Text excerpt:
↓
# Create hybridization.json from a directory of image files

This notebook creates a starfish json file from a directory of files and shows how to load the resulting data using starfish. 

In [1]:
import os
import re
import json
import numpy as np
import glob
from skimage.io import imread, imsave
from collections import Counter, OrderedDict
from typing import Mapping, Dict, List, Generator, Tuple

from starfish.constants import Indices
import hashlib
from itertools import product

In [2]:
def file_hash(filename: str) -> str:
    """return sha256 hash for file"""
    h = hashlib.sha256()
    with open(filename, 'rb', buffering=0) as f:
        for b in iter(lambda : f.read(128*1024), b''):
            h.update(b)
    return h.hexdigest()

In [3]:
# simple experiment metadata object
experiment_metadata = {
    "version": "0.0.0",
    "hybridization_images": "hybridization.json",
    "auxiliary_images": {
        "nuclei": "nuclei.json"
    }
}

## Write a few methods to generate JSON data

The actual execution block is in the next section

In [4]:
def dypfish_files_to_indices(glob_pattern: str) -> Generator[Tuple[str, Dict[Indices, int]], None, None]:
    """yield metadata parsed from the read name of a globbed directory
    
    Parameters
    ----------
    glob_pattern : str
    
    Notes
    -----
    - For DypFISH, hybridization round is not used, so it is just always 1. 
    
    Yields
    ------
    Tuple[str, Dict[Indices, int]] : 
        tuple of filename and a dictionary that contains the tile metadata (channel, hybridization round, and z-plane)
    """
    regex = re.compile(r'img_000000000_Lamp ([A-Z0-9]+?) low_([0-9]{3}).tif')
    files = glob.glob(glob_pattern)
    
    channel_map = {
        'DAPI': 0,
        'CY3': 0,
        'CY5': 1
    }
    
    for f in files:
        dir, basename = os.path.split(f)
        raw_channel, raw_z = re.match(regex, basename).groups()
        z = int(raw_z)
↑
Extracted records:
↓
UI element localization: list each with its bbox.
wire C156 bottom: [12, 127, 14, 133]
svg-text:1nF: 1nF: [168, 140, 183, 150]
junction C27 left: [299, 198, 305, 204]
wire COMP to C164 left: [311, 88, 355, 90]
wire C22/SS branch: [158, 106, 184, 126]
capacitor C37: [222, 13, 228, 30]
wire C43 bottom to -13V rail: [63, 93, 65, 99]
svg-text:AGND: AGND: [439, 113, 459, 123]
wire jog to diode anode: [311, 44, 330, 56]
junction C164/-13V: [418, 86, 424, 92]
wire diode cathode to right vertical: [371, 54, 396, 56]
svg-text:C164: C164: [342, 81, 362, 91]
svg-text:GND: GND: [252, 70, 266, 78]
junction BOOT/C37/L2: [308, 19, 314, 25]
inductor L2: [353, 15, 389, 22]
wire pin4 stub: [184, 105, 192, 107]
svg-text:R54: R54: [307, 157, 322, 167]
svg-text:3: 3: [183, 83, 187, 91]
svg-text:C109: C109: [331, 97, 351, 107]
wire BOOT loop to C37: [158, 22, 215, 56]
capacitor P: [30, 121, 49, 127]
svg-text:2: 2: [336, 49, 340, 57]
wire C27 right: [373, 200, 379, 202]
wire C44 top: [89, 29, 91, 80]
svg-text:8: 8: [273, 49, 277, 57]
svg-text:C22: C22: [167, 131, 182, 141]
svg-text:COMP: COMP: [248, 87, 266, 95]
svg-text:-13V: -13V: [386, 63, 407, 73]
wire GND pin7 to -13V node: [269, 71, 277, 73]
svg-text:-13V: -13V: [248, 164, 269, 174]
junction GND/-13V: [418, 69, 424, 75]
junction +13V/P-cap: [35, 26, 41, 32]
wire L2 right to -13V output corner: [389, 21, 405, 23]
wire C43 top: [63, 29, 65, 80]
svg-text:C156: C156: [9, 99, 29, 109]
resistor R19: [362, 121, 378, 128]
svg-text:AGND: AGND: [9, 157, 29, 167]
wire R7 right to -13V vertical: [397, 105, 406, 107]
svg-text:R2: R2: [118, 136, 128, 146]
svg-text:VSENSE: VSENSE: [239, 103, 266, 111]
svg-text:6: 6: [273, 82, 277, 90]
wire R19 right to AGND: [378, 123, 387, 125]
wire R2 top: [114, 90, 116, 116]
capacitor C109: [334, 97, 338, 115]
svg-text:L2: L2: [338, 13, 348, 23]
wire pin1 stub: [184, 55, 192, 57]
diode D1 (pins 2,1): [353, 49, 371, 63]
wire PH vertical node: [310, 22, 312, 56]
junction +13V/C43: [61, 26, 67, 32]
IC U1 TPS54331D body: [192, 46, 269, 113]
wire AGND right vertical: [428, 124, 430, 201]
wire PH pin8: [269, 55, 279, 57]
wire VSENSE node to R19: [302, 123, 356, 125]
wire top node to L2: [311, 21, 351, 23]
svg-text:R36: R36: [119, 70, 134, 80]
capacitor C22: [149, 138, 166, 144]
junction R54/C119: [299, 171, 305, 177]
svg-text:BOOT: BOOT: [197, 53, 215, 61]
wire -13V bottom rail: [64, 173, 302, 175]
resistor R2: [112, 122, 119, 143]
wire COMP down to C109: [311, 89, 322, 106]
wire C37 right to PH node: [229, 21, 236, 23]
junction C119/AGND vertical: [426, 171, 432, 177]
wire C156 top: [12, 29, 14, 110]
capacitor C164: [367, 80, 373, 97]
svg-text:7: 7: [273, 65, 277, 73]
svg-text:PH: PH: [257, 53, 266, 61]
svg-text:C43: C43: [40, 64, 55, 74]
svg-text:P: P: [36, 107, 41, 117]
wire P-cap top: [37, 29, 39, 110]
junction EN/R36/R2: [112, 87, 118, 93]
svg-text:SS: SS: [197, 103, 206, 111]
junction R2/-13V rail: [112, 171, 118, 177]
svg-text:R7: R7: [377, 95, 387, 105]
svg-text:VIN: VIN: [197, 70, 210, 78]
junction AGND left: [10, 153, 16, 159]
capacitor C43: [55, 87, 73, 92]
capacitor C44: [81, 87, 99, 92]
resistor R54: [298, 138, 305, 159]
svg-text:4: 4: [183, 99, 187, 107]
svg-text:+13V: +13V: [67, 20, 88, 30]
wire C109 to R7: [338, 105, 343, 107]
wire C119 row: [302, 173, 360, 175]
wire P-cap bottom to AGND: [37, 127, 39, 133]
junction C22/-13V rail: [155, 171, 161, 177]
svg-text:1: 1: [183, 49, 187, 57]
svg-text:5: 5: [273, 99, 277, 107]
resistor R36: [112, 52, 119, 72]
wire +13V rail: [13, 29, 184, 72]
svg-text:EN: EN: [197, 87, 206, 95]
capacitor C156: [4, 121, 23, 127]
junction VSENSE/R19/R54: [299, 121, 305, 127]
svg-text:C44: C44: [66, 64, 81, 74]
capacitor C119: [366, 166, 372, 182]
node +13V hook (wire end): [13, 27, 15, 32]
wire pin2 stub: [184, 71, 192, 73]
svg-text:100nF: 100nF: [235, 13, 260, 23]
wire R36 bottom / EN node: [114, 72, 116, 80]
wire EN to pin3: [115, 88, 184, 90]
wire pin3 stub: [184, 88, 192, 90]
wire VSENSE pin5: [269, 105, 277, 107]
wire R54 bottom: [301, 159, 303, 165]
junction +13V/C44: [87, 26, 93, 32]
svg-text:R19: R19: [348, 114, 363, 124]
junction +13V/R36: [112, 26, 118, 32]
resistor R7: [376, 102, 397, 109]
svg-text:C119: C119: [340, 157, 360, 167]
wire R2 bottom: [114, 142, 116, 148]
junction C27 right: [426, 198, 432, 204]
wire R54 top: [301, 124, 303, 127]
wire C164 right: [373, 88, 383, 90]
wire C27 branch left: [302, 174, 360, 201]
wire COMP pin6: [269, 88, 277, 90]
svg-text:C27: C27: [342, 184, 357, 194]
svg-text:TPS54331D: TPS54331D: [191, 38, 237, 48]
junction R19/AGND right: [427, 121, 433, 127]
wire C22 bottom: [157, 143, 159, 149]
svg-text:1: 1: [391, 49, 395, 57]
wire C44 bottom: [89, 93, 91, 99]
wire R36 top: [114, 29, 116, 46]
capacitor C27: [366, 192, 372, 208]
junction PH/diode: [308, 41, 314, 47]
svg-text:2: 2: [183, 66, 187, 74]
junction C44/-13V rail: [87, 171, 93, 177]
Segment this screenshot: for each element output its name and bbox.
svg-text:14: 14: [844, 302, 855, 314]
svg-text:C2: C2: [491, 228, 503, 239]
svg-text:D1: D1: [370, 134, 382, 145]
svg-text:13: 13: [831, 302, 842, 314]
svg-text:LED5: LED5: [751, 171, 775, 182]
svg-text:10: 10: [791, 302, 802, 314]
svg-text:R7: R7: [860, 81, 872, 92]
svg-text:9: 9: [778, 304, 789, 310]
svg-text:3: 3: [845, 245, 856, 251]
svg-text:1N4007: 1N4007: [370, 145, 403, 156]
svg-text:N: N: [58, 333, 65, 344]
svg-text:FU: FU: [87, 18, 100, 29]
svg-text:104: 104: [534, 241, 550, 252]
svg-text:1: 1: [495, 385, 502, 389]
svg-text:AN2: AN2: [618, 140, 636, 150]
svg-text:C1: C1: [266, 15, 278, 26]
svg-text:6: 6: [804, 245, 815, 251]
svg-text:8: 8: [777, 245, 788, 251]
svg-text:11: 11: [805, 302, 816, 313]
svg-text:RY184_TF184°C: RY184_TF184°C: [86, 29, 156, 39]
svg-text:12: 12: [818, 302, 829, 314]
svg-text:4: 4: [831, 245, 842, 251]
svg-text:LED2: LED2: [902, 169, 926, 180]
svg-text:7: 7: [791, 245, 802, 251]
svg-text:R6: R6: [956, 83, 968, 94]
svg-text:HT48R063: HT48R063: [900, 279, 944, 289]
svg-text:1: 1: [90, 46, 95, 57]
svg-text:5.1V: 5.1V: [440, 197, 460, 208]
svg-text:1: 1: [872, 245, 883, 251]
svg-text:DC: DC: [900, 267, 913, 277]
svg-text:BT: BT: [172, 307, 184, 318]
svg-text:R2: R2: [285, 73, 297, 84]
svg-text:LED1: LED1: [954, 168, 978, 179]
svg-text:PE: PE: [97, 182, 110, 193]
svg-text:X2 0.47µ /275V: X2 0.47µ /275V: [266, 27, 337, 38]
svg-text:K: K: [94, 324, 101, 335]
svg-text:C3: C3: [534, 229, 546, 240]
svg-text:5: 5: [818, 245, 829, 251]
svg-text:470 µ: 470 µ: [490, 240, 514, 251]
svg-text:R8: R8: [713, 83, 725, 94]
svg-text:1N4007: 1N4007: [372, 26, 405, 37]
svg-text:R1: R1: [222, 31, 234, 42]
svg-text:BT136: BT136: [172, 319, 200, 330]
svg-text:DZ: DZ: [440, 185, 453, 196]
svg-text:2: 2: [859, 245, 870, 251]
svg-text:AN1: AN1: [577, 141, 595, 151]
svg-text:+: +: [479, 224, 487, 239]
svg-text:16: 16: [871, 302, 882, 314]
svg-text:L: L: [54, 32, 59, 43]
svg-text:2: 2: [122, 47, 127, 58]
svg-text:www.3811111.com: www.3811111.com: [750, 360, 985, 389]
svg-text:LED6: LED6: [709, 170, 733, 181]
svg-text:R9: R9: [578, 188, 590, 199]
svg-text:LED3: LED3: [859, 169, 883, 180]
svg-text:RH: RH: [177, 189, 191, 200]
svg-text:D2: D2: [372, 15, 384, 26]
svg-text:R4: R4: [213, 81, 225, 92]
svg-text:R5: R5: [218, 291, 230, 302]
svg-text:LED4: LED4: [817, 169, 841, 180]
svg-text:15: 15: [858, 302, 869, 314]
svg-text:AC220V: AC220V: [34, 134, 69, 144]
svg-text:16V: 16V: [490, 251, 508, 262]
↑
Exercise set:
[1] Reproduce the extracted records from their first row through the row containing "wire C27 right: [373, 200, 379, 202]", both ends included.
[2] Carry on with the starfish JSON notebook from the point where it stops.
The notebook text and the rows have nothing to do with each other.

Final answers:
[1]
UI element localization: list each with its bbox.
wire C156 bottom: [12, 127, 14, 133]
svg-text:1nF: 1nF: [168, 140, 183, 150]
junction C27 left: [299, 198, 305, 204]
wire COMP to C164 left: [311, 88, 355, 90]
wire C22/SS branch: [158, 106, 184, 126]
capacitor C37: [222, 13, 228, 30]
wire C43 bottom to -13V rail: [63, 93, 65, 99]
svg-text:AGND: AGND: [439, 113, 459, 123]
wire jog to diode anode: [311, 44, 330, 56]
junction C164/-13V: [418, 86, 424, 92]
wire diode cathode to right vertical: [371, 54, 396, 56]
svg-text:C164: C164: [342, 81, 362, 91]
svg-text:GND: GND: [252, 70, 266, 78]
junction BOOT/C37/L2: [308, 19, 314, 25]
inductor L2: [353, 15, 389, 22]
wire pin4 stub: [184, 105, 192, 107]
svg-text:R54: R54: [307, 157, 322, 167]
svg-text:3: 3: [183, 83, 187, 91]
svg-text:C109: C109: [331, 97, 351, 107]
wire BOOT loop to C37: [158, 22, 215, 56]
capacitor P: [30, 121, 49, 127]
svg-text:2: 2: [336, 49, 340, 57]
wire C27 right: [373, 200, 379, 202]

[2]
        channel = channel_map[raw_channel]
        yield f, {Indices.CH: channel, Indices.HYB: 0, Indices.Z: z}

def create_hybridization_json(
    files_to_indices_map: Dict[str, Dict[Indices, int]], default_tile_shape=[512, 512], default_tile_format='TIFF')\
        -> dict:
    """Creates a hybridization json file that specifies how the TIFF files construct a 5-d image tensor
    Parameters
    ----------
    files_to_indices_map : Generator[Tuple[str, Dict[Indices, int]], None, None]
        map of file names, to the indices for that file
    
    Returns
    -------
    dict : 
        hybridization json file in starfish v0.0.0 format
        
    """
    tiles = []
    
    for file_name, tile_indices in files_to_indices_map:
        hash_ = file_hash(file_name)
        tiles.append(
            {
                "coordinates": {
                    "x": [0, 0.0001],
                    "y": [0, 0.0001],
                    "z": [0, 0.0001],
                },
                "indices": {k.value: v for (k, v) in tile_indices.items()},
                "file": os.path.basename(file_name),
                "sha256": hash_
            }
        )
    
    # get tile shape
    hybs = 1 + max(t["indices"][Indices.HYB] for t in tiles)
    channels = 1 + max(t["indices"][Indices.CH] for t in tiles)
    z_planes = 1 + max(t["indices"][Indices.Z] for t in tiles)

    return {
        "version": "0.0.0",
        "dimensions": ["x", "y"] + list(k.value for k in tile_indices.keys()),
        "default_tile_shape": default_tile_shape,
        "default_tile_format": default_tile_format,
        "shape": {
            f"{Indices.HYB.value}": hybs,
            f"{Indices.CH.value}": channels,
            f"{Indices.Z.value}": z_planes
        },
        "tiles": tiles
    }

# faked up codebook
dypfish_codebook = [
    {
        "codeword": {'c': 0, 'h': 0, 'v': 1}, 
        "gene_name": "gene_1"
    },
    {
        "codeword": {'c': 1, 'h': 0, 'v': 1},
        "gene_name": "gene_2"
    }
]

# Create the starfish specification files

In [5]:
NUCLEI_WILDCARD = "DAPI"
GENE_WILDCARD = "CY"
DIRECTORY = os.path.expanduser("~/Desktop/dypfish/")  # run this notebook in the same directory as the image files

# generate maps of filenames to tile metadata
nuclei_indices = dypfish_files_to_indices(os.path.join(DIRECTORY, '*DAPI*.tif'))
gene_indices = dypfish_files_to_indices(os.path.join(DIRECTORY, '*CY*.tif'))

# create the hybridization json
hyb_json = create_hybridization_json(gene_indices)

# ... and the nuclei json
nuclei_json = create_hybridization_json(nuclei_indices)

# write everything to disk
with open(os.path.join(DIRECTORY, 'hybridization.json'), 'w') as f:
    json.dump(hyb_json, f)
with open(os.path.join(DIRECTORY, 'nuclei.json'), 'w') as f:
    json.dump(nuclei_json, f)
with open(os.path.join(DIRECTORY, 'experiment.json'), 'w') as f:
    json.dump(experiment_metadata, f)
with open(os.path.join(DIRECTORY, 'codebook.json'), 'w') as f:
    json.dump(dypfish_codebook, f)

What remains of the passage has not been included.